:: The task ::
Return the rows below exactly as they appear, omitting the pictures.

:: Records shown ::
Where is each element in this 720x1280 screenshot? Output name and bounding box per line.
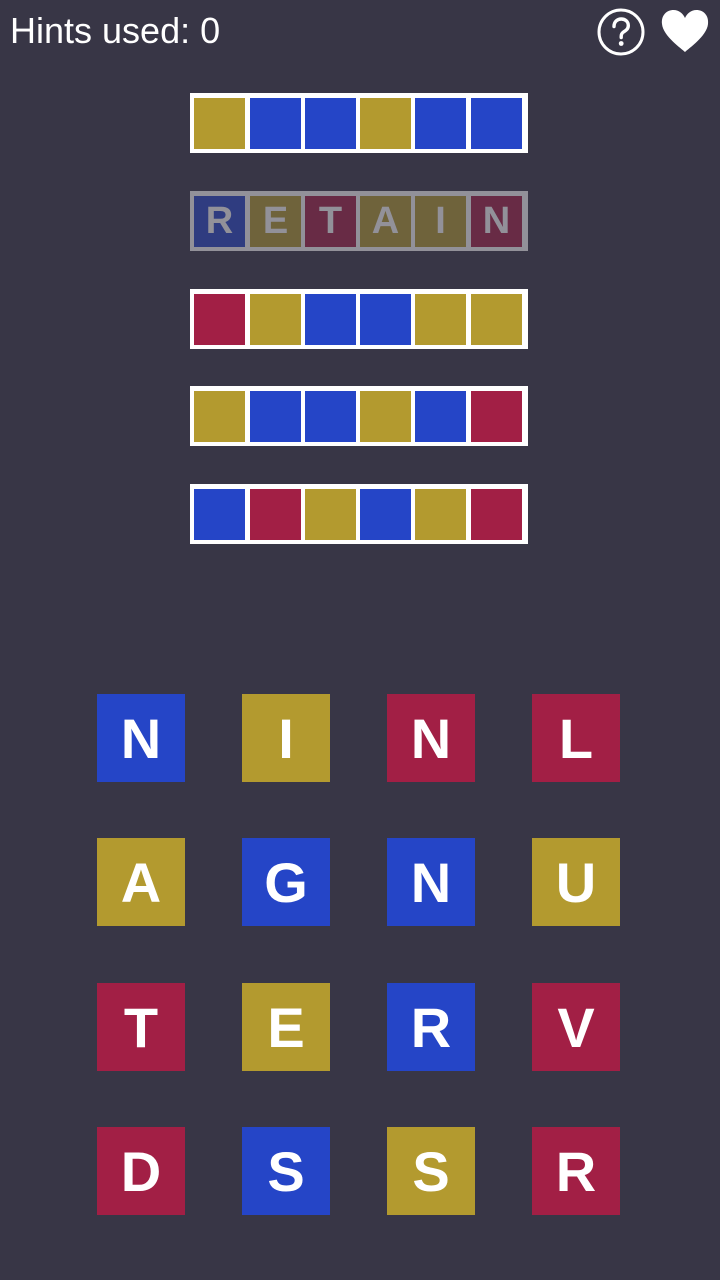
word-cell[interactable]: [415, 98, 466, 149]
word-cell[interactable]: [360, 294, 411, 345]
letter-tile[interactable]: T: [97, 983, 185, 1071]
word-cell[interactable]: T: [305, 196, 356, 247]
word-cell[interactable]: [194, 391, 245, 442]
word-cell[interactable]: [305, 294, 356, 345]
word-cell[interactable]: [250, 391, 301, 442]
letter-tile[interactable]: R: [532, 1127, 620, 1215]
letter-tile[interactable]: N: [387, 838, 475, 926]
word-row[interactable]: RETAIN: [190, 191, 528, 251]
word-cell[interactable]: [360, 489, 411, 540]
word-cell[interactable]: [250, 294, 301, 345]
word-cell[interactable]: [471, 489, 522, 540]
word-cell[interactable]: [415, 391, 466, 442]
word-cell[interactable]: [471, 98, 522, 149]
word-cell[interactable]: [250, 98, 301, 149]
word-cell[interactable]: [471, 294, 522, 345]
help-button[interactable]: [597, 8, 645, 56]
word-cell[interactable]: [360, 391, 411, 442]
word-cell[interactable]: N: [471, 196, 522, 247]
hints-counter: Hints used: 0: [10, 10, 221, 51]
letter-tile[interactable]: E: [242, 983, 330, 1071]
word-row[interactable]: [190, 289, 528, 349]
letter-tile[interactable]: I: [242, 694, 330, 782]
word-cell[interactable]: [194, 489, 245, 540]
word-cell[interactable]: [194, 294, 245, 345]
letter-tile[interactable]: D: [97, 1127, 185, 1215]
word-cell[interactable]: [194, 98, 245, 149]
letter-tile[interactable]: N: [387, 694, 475, 782]
word-cell[interactable]: [250, 489, 301, 540]
letter-tile[interactable]: S: [242, 1127, 330, 1215]
word-cell[interactable]: [305, 391, 356, 442]
word-cell[interactable]: [415, 294, 466, 345]
word-cell[interactable]: A: [360, 196, 411, 247]
letter-tile[interactable]: R: [387, 983, 475, 1071]
word-row[interactable]: [190, 93, 528, 153]
letter-tile[interactable]: V: [532, 983, 620, 1071]
letter-tile[interactable]: A: [97, 838, 185, 926]
help-circle-icon: [597, 8, 645, 56]
word-row[interactable]: [190, 386, 528, 446]
word-cell[interactable]: R: [194, 196, 245, 247]
word-cell[interactable]: [305, 98, 356, 149]
heart-icon: [661, 10, 709, 52]
letter-tile[interactable]: N: [97, 694, 185, 782]
word-cell[interactable]: [360, 98, 411, 149]
word-row[interactable]: [190, 484, 528, 544]
word-cell[interactable]: [305, 489, 356, 540]
letter-tile[interactable]: S: [387, 1127, 475, 1215]
favorite-button[interactable]: [660, 8, 710, 54]
letter-tile[interactable]: U: [532, 838, 620, 926]
word-cell[interactable]: I: [415, 196, 466, 247]
word-cell[interactable]: E: [250, 196, 301, 247]
letter-tile[interactable]: L: [532, 694, 620, 782]
letter-tile[interactable]: G: [242, 838, 330, 926]
word-cell[interactable]: [471, 391, 522, 442]
word-cell[interactable]: [415, 489, 466, 540]
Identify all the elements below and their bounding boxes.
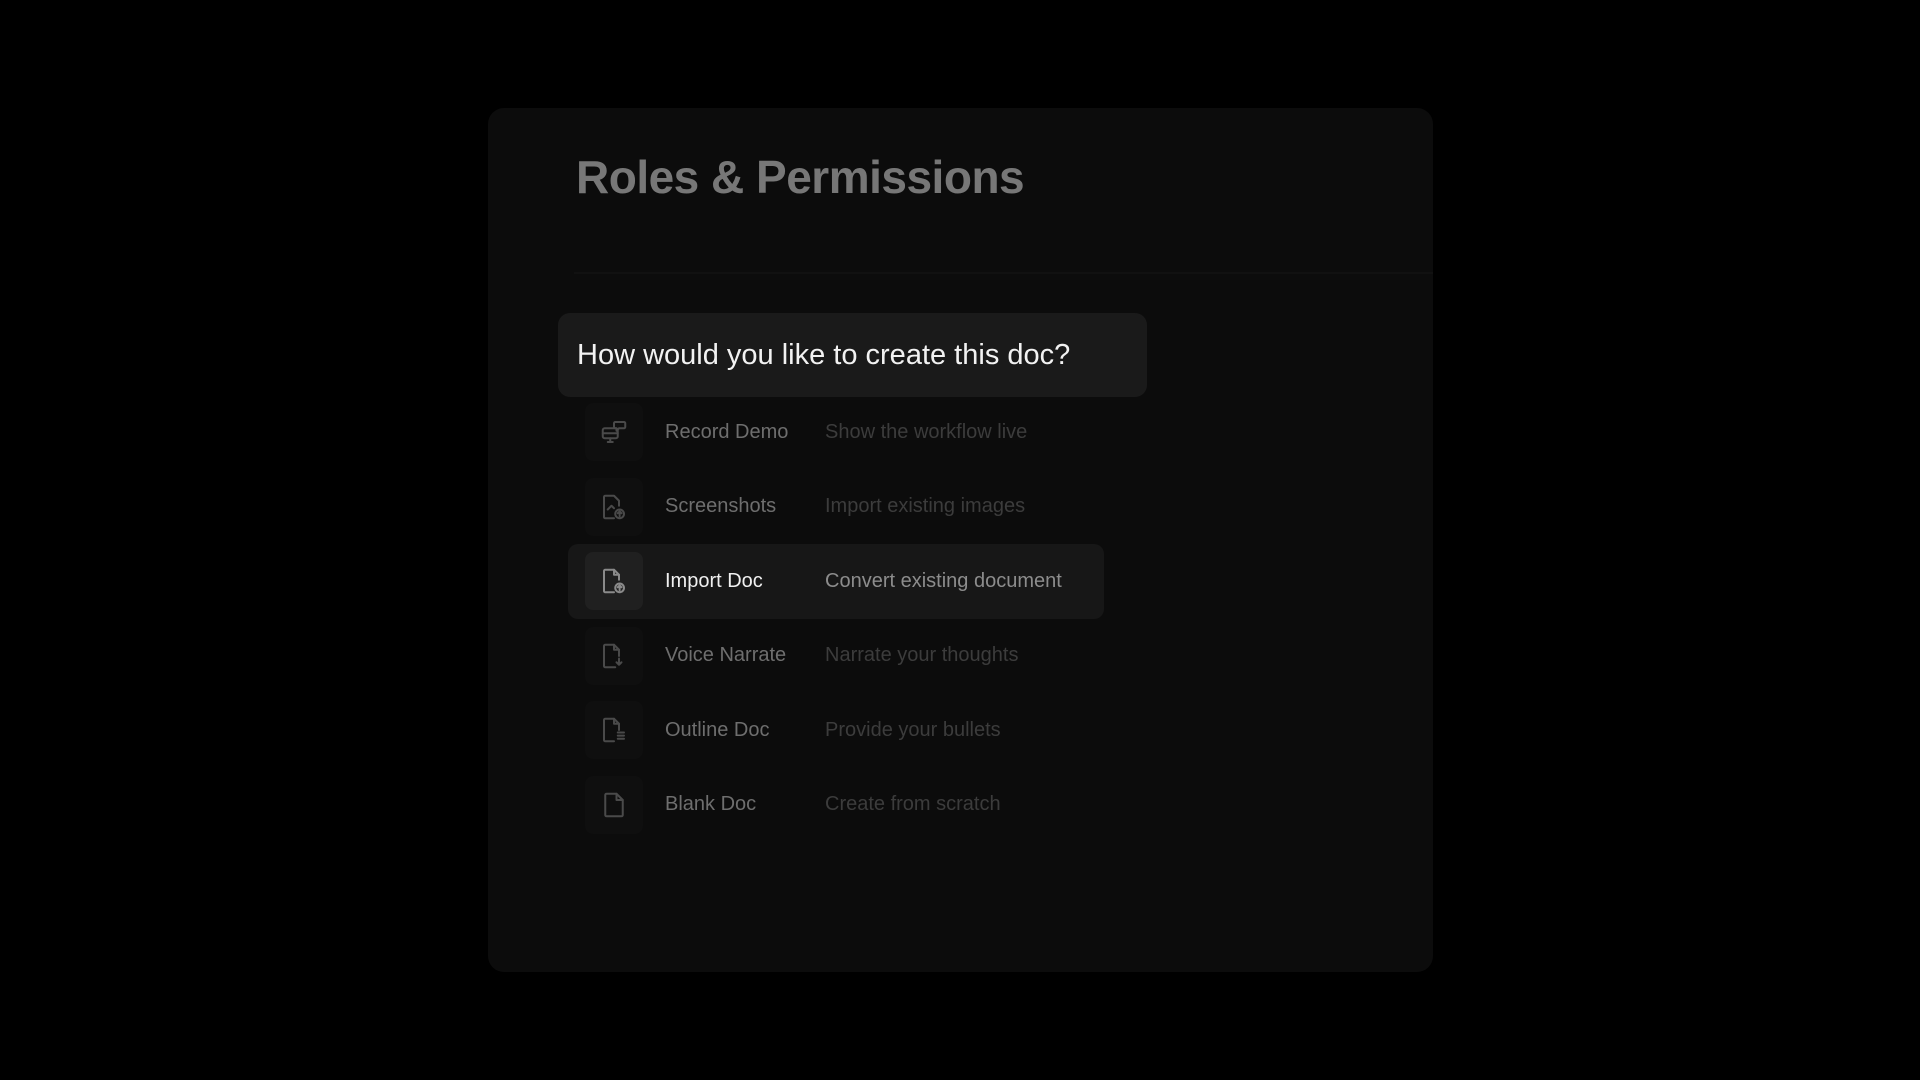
create-doc-prompt: How would you like to create this doc? [558,313,1147,397]
option-description: Import existing images [825,495,1026,518]
option-label: Voice Narrate [665,644,787,667]
option-description: Narrate your thoughts [825,644,1019,667]
option-label: Outline Doc [665,718,770,741]
option-outline-doc[interactable]: Outline Doc Provide your bullets [568,693,1104,768]
option-description: Create from scratch [825,793,1001,816]
option-description: Show the workflow live [825,420,1028,443]
blank-file-icon [585,775,643,834]
option-record-demo[interactable]: Record Demo Show the workflow live [568,395,1104,470]
option-voice-narrate[interactable]: Voice Narrate Narrate your thoughts [568,619,1104,694]
option-description: Convert existing document [825,569,1062,592]
title-divider [574,272,1433,274]
prompt-text: How would you like to create this doc? [577,338,1071,371]
option-description: Provide your bullets [825,718,1001,741]
option-label: Record Demo [665,420,789,443]
option-blank-doc[interactable]: Blank Doc Create from scratch [568,768,1104,843]
option-label: Screenshots [665,495,777,518]
option-screenshots[interactable]: Screenshots Import existing images [568,470,1104,545]
file-upload-icon [585,552,643,611]
option-label: Blank Doc [665,793,757,816]
file-list-icon [585,701,643,760]
option-label: Import Doc [665,569,763,592]
create-options-list: Record Demo Show the workflow live Scree… [568,395,1104,842]
option-import-doc[interactable]: Import Doc Convert existing document [568,544,1104,619]
image-file-upload-icon [585,477,643,536]
file-mic-icon [585,626,643,685]
page-title: Roles & Permissions [576,151,1025,203]
monitor-chat-icon [585,403,643,462]
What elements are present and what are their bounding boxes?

:: Exercise result ::
Where is each element in this 720x1280 screenshot? Output name and bounding box per line.
word-cell[interactable]: [415, 98, 466, 149]
word-cell[interactable]: [360, 294, 411, 345]
letter-tile[interactable]: T: [97, 983, 185, 1071]
word-cell[interactable]: T: [305, 196, 356, 247]
word-cell[interactable]: [194, 391, 245, 442]
word-cell[interactable]: [305, 294, 356, 345]
word-cell[interactable]: [250, 391, 301, 442]
letter-tile[interactable]: R: [532, 1127, 620, 1215]
letter-tile[interactable]: N: [387, 838, 475, 926]
word-row[interactable]: RETAIN: [190, 191, 528, 251]
word-cell[interactable]: [360, 489, 411, 540]
word-cell[interactable]: [250, 294, 301, 345]
word-cell[interactable]: [471, 489, 522, 540]
word-cell[interactable]: [415, 391, 466, 442]
word-cell[interactable]: [471, 98, 522, 149]
word-cell[interactable]: [250, 98, 301, 149]
word-cell[interactable]: [471, 294, 522, 345]
help-button[interactable]: [597, 8, 645, 56]
word-cell[interactable]: [360, 391, 411, 442]
word-cell[interactable]: N: [471, 196, 522, 247]
hints-counter: Hints used: 0: [10, 10, 221, 51]
letter-tile[interactable]: E: [242, 983, 330, 1071]
word-row[interactable]: [190, 289, 528, 349]
letter-tile[interactable]: I: [242, 694, 330, 782]
word-cell[interactable]: [194, 489, 245, 540]
word-cell[interactable]: [194, 294, 245, 345]
letter-tile[interactable]: D: [97, 1127, 185, 1215]
word-cell[interactable]: [194, 98, 245, 149]
letter-tile[interactable]: N: [387, 694, 475, 782]
word-cell[interactable]: [250, 489, 301, 540]
letter-tile[interactable]: S: [242, 1127, 330, 1215]
word-cell[interactable]: [305, 391, 356, 442]
word-cell[interactable]: [415, 294, 466, 345]
word-cell[interactable]: A: [360, 196, 411, 247]
letter-tile[interactable]: R: [387, 983, 475, 1071]
word-row[interactable]: [190, 93, 528, 153]
letter-tile[interactable]: V: [532, 983, 620, 1071]
letter-tile[interactable]: A: [97, 838, 185, 926]
help-circle-icon: [597, 8, 645, 56]
word-row[interactable]: [190, 386, 528, 446]
word-cell[interactable]: R: [194, 196, 245, 247]
word-cell[interactable]: [305, 98, 356, 149]
heart-icon: [661, 10, 709, 52]
letter-tile[interactable]: N: [97, 694, 185, 782]
word-cell[interactable]: [360, 98, 411, 149]
word-row[interactable]: [190, 484, 528, 544]
word-cell[interactable]: [305, 489, 356, 540]
letter-tile[interactable]: S: [387, 1127, 475, 1215]
favorite-button[interactable]: [660, 8, 710, 54]
letter-tile[interactable]: U: [532, 838, 620, 926]
word-cell[interactable]: I: [415, 196, 466, 247]
word-cell[interactable]: E: [250, 196, 301, 247]
letter-tile[interactable]: L: [532, 694, 620, 782]
letter-tile[interactable]: G: [242, 838, 330, 926]
word-cell[interactable]: [471, 391, 522, 442]
word-cell[interactable]: [415, 489, 466, 540]
Identify all the elements below and their bounding boxes.
create-doc-prompt: How would you like to create this doc? [558,313,1147,397]
option-description: Import existing images [825,495,1026,518]
option-label: Voice Narrate [665,644,787,667]
option-description: Narrate your thoughts [825,644,1019,667]
option-label: Outline Doc [665,718,770,741]
option-outline-doc[interactable]: Outline Doc Provide your bullets [568,693,1104,768]
option-description: Create from scratch [825,793,1001,816]
option-description: Show the workflow live [825,420,1028,443]
blank-file-icon [585,775,643,834]
option-record-demo[interactable]: Record Demo Show the workflow live [568,395,1104,470]
option-voice-narrate[interactable]: Voice Narrate Narrate your thoughts [568,619,1104,694]
option-description: Convert existing document [825,569,1062,592]
title-divider [574,272,1433,274]
prompt-text: How would you like to create this doc? [577,338,1071,371]
option-description: Provide your bullets [825,718,1001,741]
option-label: Record Demo [665,420,789,443]
option-blank-doc[interactable]: Blank Doc Create from scratch [568,768,1104,843]
option-label: Screenshots [665,495,777,518]
option-screenshots[interactable]: Screenshots Import existing images [568,470,1104,545]
file-upload-icon [585,552,643,611]
option-label: Blank Doc [665,793,757,816]
file-list-icon [585,701,643,760]
option-label: Import Doc [665,569,763,592]
create-options-list: Record Demo Show the workflow live Scree… [568,395,1104,842]
option-import-doc[interactable]: Import Doc Convert existing document [568,544,1104,619]
image-file-upload-icon [585,477,643,536]
file-mic-icon [585,626,643,685]
page-title: Roles & Permissions [576,151,1025,203]
monitor-chat-icon [585,403,643,462]
What elements are present and what are their bounding boxes?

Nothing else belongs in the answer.